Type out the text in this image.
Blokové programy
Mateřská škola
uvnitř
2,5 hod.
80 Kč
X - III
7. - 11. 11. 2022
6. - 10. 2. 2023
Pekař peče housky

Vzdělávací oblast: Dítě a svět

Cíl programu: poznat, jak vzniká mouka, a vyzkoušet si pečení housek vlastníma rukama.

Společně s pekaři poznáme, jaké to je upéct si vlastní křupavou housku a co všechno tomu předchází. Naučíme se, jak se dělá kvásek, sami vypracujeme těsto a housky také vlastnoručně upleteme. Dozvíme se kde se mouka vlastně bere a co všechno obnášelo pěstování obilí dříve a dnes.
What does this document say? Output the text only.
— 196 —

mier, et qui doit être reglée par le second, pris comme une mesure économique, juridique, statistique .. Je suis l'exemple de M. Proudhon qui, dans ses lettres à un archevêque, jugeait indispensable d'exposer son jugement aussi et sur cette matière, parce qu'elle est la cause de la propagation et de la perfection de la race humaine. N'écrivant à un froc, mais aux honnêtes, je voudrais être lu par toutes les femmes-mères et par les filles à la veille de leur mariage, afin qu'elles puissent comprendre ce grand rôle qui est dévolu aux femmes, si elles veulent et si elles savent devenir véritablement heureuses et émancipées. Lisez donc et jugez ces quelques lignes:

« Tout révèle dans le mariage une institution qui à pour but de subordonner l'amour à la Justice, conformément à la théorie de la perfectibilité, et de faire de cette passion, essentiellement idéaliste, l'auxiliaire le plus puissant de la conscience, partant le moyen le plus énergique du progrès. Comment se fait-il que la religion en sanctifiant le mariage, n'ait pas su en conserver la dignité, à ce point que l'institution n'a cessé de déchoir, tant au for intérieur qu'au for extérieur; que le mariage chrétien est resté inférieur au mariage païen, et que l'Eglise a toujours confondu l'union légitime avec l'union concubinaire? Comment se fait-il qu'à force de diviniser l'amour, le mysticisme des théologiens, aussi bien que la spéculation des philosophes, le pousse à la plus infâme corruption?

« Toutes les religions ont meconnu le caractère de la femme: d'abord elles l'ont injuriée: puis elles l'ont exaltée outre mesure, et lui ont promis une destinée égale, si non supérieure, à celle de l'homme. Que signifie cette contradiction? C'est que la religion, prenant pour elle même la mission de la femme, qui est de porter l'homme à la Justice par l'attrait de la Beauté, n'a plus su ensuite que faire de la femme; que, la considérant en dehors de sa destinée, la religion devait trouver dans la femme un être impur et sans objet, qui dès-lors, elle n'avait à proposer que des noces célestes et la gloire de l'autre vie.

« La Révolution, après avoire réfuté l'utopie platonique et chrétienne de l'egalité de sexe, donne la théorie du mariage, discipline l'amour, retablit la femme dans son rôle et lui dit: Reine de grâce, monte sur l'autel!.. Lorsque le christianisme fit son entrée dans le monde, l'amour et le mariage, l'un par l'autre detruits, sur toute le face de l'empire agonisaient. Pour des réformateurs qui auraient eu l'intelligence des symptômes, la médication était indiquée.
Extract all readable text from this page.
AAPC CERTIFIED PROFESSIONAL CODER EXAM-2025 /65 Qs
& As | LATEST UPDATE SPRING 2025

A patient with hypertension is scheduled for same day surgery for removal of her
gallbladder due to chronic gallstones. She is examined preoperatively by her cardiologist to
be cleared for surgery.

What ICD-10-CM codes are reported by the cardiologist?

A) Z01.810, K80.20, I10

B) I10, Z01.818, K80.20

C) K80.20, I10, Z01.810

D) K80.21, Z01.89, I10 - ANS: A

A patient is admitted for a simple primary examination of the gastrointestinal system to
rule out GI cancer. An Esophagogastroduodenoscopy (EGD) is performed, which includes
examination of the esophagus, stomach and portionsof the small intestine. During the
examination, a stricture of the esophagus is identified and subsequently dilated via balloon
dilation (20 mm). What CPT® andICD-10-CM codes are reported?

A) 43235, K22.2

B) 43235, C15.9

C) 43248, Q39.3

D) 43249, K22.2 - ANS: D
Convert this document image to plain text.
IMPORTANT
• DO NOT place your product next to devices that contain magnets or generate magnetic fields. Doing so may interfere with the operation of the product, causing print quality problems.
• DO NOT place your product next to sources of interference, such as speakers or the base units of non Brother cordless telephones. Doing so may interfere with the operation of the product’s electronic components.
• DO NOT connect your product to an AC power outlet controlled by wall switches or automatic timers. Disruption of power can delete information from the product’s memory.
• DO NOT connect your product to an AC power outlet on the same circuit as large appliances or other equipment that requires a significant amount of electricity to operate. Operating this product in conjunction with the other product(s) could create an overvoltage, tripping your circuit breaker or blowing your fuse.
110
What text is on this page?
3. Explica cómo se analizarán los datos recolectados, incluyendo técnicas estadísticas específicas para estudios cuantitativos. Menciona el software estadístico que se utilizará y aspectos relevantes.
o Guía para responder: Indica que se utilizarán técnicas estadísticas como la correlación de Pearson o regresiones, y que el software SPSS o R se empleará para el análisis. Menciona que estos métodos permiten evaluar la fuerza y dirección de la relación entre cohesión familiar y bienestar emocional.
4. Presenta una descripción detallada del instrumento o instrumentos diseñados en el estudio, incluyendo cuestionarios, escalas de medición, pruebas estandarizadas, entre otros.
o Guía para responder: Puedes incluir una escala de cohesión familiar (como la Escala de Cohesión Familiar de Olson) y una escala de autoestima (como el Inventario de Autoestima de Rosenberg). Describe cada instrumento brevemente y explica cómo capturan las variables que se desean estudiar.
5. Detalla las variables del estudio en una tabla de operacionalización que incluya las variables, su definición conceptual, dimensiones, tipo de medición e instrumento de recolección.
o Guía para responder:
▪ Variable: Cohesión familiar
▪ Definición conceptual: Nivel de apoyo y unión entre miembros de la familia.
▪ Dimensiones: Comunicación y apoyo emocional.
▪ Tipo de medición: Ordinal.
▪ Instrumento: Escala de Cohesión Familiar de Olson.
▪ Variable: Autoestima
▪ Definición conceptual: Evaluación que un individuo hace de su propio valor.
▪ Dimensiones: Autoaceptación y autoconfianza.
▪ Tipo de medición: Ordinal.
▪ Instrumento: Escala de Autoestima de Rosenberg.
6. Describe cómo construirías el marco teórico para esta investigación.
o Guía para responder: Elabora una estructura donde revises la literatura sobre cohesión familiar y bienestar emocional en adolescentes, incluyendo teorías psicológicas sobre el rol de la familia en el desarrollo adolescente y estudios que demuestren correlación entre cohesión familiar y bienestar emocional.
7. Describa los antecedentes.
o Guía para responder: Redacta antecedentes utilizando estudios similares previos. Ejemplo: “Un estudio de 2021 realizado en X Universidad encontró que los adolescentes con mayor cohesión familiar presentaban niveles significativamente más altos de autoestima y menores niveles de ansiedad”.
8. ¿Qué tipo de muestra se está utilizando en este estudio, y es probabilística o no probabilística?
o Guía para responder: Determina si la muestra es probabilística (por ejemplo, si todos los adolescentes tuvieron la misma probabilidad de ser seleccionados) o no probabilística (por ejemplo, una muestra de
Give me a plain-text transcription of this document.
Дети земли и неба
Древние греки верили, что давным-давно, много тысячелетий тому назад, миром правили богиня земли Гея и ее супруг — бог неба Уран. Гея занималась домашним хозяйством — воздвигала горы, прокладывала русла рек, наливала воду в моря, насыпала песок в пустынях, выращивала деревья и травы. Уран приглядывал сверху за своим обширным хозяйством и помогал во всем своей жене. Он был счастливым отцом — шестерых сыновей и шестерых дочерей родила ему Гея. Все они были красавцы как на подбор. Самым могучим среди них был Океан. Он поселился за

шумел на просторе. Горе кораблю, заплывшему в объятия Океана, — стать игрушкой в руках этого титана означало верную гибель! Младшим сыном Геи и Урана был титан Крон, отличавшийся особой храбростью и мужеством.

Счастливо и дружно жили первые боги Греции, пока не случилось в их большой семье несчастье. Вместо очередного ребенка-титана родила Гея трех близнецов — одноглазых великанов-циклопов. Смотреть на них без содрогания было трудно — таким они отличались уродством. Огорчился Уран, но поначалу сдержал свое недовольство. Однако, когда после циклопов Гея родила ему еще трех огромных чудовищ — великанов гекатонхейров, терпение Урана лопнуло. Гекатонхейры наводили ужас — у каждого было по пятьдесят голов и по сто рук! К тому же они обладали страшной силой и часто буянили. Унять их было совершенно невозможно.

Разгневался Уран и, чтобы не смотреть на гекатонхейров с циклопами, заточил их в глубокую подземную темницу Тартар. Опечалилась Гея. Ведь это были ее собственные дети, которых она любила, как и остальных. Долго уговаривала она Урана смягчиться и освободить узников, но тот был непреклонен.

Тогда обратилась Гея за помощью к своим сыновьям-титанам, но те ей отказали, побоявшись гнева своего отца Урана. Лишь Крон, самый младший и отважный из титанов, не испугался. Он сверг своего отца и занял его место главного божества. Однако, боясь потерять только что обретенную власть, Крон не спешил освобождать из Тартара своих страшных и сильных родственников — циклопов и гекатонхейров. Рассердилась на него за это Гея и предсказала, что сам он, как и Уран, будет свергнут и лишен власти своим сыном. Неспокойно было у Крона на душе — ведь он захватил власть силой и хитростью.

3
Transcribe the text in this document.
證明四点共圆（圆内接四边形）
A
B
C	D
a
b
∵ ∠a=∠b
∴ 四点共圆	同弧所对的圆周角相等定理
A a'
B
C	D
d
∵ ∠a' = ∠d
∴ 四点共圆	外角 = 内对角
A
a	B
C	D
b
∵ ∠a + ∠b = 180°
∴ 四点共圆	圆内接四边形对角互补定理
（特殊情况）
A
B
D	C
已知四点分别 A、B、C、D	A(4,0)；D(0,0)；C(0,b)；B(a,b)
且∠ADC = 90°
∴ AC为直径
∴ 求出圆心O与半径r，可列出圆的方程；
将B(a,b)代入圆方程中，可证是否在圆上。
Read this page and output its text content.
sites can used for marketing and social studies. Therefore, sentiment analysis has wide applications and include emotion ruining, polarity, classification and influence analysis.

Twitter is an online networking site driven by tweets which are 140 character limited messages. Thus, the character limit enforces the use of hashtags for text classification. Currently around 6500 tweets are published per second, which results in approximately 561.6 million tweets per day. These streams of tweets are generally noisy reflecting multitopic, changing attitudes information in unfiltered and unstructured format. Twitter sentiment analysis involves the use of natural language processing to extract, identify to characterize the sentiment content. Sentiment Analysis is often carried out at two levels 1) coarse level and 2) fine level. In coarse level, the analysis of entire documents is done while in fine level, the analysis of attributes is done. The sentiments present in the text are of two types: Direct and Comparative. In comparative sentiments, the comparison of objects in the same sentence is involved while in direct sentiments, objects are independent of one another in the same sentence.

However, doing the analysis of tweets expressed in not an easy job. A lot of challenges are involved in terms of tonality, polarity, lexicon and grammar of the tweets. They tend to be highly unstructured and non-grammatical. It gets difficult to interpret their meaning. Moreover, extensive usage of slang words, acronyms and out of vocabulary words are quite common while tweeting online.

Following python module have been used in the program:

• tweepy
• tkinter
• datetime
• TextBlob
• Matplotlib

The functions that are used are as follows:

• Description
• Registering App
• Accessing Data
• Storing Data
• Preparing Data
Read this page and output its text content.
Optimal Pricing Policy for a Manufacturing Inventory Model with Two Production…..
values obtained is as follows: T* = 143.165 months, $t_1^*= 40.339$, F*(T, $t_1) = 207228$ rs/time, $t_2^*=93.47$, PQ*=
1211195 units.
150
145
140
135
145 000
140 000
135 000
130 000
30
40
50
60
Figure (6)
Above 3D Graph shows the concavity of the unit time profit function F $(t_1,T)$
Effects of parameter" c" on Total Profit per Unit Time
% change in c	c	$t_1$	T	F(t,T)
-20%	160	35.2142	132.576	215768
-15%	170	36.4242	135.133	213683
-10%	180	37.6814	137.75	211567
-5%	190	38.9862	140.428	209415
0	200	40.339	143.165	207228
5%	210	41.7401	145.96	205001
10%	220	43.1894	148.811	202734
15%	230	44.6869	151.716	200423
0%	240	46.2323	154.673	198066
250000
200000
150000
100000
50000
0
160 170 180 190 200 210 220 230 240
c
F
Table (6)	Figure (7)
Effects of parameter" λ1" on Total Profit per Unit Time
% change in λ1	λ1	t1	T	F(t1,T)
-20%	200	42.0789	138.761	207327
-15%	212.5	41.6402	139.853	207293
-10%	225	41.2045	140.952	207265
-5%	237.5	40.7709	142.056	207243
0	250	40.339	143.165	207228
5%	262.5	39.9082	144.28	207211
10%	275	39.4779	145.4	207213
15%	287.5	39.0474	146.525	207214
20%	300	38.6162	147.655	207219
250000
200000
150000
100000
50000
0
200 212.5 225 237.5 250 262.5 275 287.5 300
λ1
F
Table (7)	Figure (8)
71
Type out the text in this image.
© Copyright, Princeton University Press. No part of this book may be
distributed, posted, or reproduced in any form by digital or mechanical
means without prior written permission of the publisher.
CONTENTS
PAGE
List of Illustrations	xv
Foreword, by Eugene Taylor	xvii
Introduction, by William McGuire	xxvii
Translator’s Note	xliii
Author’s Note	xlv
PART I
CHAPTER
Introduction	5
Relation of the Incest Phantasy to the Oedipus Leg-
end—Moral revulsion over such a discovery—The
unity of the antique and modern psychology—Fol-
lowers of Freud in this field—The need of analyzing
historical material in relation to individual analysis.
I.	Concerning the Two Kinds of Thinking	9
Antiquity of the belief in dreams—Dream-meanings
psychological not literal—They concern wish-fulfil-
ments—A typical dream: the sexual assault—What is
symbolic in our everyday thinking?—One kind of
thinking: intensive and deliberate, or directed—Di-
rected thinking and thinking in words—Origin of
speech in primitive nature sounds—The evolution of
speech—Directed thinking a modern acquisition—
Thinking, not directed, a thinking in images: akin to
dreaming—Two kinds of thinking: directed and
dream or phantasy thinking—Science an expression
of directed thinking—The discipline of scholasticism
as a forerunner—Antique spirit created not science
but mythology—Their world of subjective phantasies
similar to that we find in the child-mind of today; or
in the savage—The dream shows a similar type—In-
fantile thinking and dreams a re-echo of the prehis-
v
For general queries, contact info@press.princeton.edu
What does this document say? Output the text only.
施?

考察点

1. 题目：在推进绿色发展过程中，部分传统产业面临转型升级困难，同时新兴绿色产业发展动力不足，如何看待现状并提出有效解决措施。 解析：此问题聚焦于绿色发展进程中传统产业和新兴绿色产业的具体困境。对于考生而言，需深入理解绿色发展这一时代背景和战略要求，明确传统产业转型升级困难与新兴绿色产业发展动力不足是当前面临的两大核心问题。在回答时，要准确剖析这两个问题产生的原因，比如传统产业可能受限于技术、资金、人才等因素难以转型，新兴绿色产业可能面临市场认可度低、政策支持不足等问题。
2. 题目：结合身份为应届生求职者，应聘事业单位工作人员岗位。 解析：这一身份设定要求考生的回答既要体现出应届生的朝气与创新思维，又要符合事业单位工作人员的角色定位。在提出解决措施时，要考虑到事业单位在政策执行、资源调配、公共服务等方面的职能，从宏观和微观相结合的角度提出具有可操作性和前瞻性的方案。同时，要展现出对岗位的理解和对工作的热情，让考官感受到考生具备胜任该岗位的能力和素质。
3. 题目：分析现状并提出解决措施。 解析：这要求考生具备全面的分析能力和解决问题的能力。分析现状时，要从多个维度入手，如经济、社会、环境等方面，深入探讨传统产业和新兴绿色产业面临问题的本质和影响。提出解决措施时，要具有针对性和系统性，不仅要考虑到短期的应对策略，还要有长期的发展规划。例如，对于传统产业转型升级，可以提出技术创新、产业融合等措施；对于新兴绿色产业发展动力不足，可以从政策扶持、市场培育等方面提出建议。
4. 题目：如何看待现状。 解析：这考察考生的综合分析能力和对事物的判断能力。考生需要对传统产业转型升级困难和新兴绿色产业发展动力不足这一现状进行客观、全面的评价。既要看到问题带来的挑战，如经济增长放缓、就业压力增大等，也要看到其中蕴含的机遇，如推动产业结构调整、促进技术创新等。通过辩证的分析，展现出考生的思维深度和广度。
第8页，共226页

──────────────────────────────

*Task directions*. List each line of the records that holds the string "shows".

*Written answer*.
Above 3D Graph shows the concavity of the unit time profit function F $(t_1,T)$
in the savage—The dream shows a similar type—In-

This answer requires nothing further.